• **AIM**
Search the material below for the string "CORRELATION" and list each line that holds it.

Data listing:

┄┄┄┄┄┄

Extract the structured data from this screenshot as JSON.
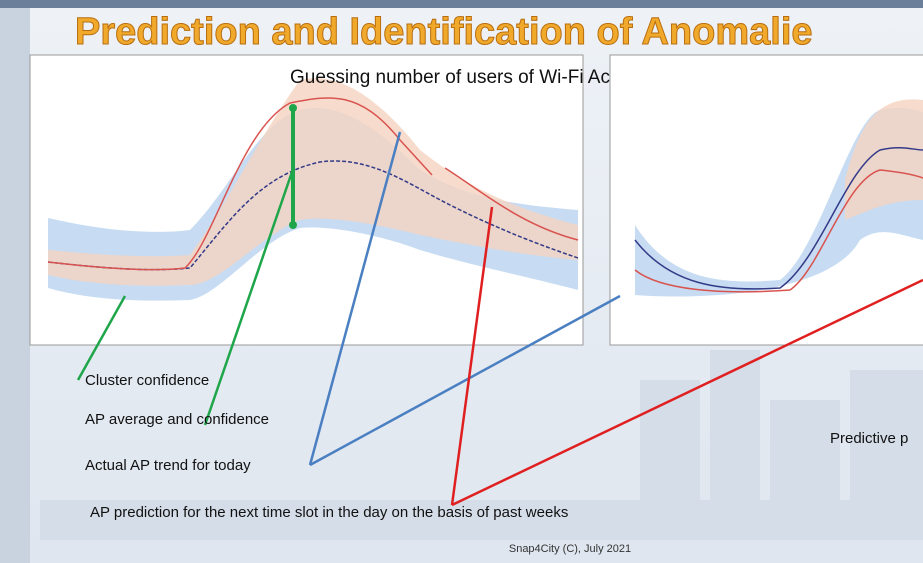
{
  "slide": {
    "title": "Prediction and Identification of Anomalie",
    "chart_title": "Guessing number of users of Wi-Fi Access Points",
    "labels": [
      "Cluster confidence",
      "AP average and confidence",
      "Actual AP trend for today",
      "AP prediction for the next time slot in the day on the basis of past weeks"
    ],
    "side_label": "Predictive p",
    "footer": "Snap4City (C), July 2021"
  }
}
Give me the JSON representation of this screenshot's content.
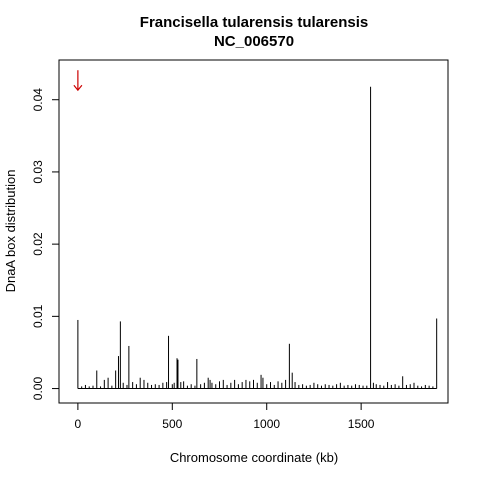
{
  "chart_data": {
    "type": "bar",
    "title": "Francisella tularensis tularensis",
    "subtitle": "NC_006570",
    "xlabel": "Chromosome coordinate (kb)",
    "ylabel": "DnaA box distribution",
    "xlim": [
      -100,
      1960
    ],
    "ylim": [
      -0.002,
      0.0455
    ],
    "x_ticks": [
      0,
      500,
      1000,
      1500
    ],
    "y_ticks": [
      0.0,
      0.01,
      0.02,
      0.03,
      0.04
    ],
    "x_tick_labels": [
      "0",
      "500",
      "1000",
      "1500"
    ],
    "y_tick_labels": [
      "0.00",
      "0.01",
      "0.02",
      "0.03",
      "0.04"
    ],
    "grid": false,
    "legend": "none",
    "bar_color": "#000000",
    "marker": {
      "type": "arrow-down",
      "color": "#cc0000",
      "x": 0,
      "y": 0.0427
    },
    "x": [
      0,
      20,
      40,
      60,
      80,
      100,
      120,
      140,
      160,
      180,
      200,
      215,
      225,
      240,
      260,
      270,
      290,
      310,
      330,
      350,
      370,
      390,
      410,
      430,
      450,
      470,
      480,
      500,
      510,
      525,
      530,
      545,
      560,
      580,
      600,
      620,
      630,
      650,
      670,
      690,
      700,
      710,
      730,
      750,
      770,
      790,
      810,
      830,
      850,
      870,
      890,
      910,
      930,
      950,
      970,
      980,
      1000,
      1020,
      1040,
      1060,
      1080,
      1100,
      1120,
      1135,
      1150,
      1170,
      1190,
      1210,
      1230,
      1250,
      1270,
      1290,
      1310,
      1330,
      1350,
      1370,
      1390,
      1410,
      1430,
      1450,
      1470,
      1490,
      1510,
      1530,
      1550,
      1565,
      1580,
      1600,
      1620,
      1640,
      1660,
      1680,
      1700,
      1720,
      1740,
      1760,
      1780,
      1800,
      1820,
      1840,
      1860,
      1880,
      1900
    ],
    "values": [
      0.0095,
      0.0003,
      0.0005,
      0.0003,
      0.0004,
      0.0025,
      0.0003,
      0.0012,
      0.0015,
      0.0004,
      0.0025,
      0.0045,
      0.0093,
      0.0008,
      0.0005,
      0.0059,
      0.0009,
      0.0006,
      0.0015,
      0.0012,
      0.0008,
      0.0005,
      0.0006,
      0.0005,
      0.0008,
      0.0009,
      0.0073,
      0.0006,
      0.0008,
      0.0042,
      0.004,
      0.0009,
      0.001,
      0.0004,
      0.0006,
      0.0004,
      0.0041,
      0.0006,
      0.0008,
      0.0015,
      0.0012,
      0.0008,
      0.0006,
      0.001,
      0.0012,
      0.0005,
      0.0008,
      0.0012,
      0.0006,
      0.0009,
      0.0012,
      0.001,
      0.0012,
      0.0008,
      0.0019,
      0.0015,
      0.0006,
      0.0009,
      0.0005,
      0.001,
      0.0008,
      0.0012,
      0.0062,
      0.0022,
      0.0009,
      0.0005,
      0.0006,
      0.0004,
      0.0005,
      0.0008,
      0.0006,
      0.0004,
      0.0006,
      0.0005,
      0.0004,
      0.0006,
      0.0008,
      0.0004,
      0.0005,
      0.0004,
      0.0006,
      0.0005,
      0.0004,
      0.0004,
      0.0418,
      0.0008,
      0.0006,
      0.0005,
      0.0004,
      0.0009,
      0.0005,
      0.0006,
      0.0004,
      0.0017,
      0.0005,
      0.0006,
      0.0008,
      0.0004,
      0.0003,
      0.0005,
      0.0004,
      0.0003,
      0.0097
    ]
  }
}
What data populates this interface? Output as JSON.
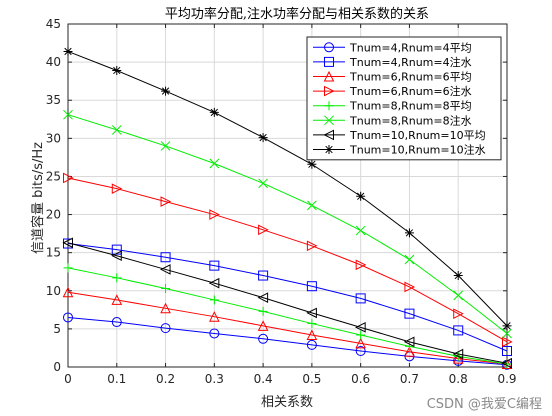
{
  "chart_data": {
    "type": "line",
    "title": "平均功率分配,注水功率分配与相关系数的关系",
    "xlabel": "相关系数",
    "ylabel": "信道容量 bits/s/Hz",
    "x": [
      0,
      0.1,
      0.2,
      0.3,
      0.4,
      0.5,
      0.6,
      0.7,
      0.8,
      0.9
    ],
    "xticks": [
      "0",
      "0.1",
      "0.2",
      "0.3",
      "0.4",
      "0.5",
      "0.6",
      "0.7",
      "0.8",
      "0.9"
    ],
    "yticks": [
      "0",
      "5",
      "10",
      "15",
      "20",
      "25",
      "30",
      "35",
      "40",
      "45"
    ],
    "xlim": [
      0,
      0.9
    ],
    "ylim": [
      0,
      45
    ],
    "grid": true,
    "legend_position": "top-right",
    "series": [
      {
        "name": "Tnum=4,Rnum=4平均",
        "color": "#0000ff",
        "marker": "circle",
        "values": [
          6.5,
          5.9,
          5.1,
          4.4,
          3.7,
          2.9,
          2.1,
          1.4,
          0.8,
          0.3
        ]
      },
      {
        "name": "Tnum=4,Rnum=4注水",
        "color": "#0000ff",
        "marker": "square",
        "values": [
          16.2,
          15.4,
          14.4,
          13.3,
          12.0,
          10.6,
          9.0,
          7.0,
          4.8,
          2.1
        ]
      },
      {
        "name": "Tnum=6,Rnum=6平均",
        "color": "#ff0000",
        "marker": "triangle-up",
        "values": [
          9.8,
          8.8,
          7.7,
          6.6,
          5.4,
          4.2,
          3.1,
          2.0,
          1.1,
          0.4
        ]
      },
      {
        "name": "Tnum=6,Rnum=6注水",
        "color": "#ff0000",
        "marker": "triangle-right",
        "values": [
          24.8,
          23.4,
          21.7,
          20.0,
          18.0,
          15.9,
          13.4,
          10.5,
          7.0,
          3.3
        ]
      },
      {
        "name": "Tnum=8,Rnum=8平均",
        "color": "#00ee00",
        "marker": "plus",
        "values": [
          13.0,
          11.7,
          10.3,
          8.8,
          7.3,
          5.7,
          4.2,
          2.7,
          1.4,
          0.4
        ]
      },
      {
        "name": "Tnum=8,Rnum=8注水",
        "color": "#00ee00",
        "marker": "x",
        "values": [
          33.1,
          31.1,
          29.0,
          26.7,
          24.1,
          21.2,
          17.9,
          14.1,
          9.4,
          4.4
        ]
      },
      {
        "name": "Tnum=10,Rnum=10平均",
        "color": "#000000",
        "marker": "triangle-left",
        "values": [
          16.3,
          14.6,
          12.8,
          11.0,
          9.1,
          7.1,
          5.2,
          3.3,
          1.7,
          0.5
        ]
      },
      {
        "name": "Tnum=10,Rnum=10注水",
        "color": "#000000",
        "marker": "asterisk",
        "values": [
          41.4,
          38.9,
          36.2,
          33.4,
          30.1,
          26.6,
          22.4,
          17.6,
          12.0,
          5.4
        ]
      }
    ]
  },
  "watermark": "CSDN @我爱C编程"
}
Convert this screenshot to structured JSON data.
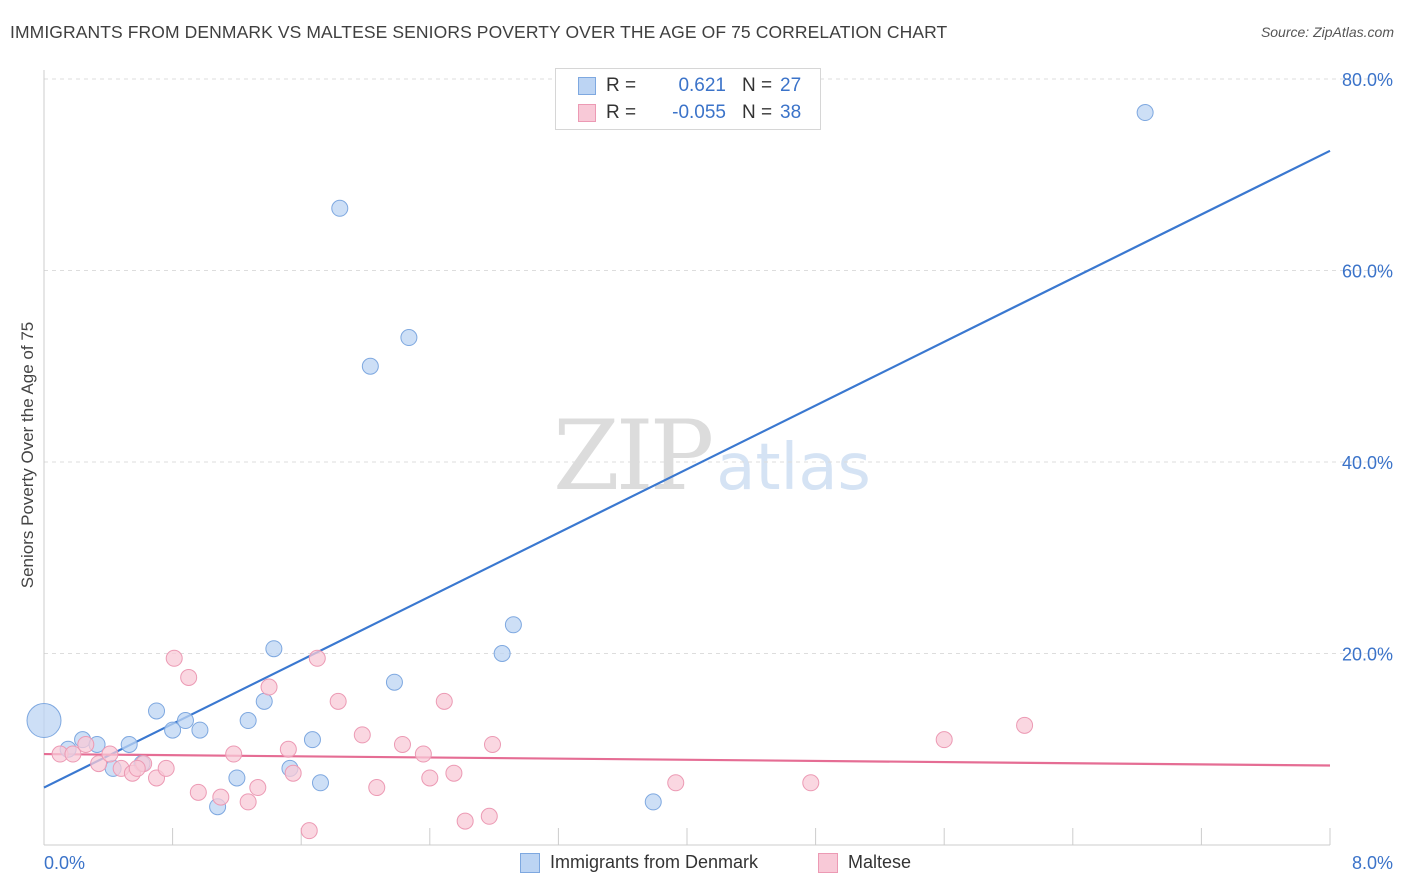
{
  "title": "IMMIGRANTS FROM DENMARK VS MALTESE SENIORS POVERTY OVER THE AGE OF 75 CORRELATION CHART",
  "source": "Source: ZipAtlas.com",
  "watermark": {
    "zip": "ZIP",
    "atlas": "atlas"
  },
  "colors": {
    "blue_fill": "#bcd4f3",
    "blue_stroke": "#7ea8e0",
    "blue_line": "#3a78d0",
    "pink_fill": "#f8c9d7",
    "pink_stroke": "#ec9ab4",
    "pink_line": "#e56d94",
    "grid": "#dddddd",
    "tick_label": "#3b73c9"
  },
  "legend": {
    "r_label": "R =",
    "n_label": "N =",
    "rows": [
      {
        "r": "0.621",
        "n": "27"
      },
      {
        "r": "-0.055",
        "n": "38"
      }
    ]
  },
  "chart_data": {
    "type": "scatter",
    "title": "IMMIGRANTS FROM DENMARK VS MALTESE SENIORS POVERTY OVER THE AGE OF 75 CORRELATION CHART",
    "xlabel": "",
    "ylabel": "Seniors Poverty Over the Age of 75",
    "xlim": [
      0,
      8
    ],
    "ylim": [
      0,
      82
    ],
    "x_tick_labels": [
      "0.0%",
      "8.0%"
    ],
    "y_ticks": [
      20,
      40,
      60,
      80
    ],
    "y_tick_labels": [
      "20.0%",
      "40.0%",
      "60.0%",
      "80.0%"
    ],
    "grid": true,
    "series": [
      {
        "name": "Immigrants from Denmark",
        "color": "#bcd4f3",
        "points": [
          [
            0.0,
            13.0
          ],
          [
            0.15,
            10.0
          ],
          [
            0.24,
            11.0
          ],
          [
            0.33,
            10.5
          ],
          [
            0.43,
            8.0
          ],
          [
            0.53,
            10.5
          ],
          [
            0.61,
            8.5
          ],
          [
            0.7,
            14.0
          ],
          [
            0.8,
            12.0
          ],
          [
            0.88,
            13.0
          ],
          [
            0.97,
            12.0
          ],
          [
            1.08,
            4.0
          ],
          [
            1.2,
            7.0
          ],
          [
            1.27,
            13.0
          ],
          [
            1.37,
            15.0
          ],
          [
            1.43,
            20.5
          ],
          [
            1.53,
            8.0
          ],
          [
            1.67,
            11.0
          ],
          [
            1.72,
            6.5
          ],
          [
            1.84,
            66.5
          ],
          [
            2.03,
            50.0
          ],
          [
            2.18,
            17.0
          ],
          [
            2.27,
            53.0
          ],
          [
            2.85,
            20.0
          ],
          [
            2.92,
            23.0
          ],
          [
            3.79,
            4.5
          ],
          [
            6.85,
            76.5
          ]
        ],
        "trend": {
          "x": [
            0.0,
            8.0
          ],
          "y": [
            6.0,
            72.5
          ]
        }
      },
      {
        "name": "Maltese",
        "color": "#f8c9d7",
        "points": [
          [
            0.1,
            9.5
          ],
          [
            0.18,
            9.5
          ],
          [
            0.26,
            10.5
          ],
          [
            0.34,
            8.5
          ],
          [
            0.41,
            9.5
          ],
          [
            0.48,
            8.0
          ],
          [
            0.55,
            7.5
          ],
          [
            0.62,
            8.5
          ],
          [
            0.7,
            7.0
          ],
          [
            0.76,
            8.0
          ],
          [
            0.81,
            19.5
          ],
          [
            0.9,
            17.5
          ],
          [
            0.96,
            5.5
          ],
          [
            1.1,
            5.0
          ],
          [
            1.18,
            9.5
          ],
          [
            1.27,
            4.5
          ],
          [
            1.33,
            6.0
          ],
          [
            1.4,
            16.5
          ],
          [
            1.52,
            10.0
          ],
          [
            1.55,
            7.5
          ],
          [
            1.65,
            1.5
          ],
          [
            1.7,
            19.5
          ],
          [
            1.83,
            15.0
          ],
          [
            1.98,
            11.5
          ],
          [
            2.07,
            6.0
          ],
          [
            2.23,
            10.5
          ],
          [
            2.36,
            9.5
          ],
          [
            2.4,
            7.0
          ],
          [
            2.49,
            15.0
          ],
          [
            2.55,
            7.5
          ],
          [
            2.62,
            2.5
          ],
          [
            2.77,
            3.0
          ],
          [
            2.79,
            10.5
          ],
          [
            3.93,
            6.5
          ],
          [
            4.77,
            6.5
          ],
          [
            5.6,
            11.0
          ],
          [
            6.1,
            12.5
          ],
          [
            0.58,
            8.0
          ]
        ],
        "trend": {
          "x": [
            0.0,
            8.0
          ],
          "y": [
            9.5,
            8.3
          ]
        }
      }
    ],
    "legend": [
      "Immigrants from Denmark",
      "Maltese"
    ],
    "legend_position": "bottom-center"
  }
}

┄┄┄┄┄┄

• **WRITTEN SOLUTION**
  "title": "IMMIGRANTS FROM DENMARK VS MALTESE SENIORS POVERTY OVER THE AGE OF 75 CORRELATION CHART",
    "title": "IMMIGRANTS FROM DENMARK VS MALTESE SENIORS POVERTY OVER THE AGE OF 75 CORRELATION CHART",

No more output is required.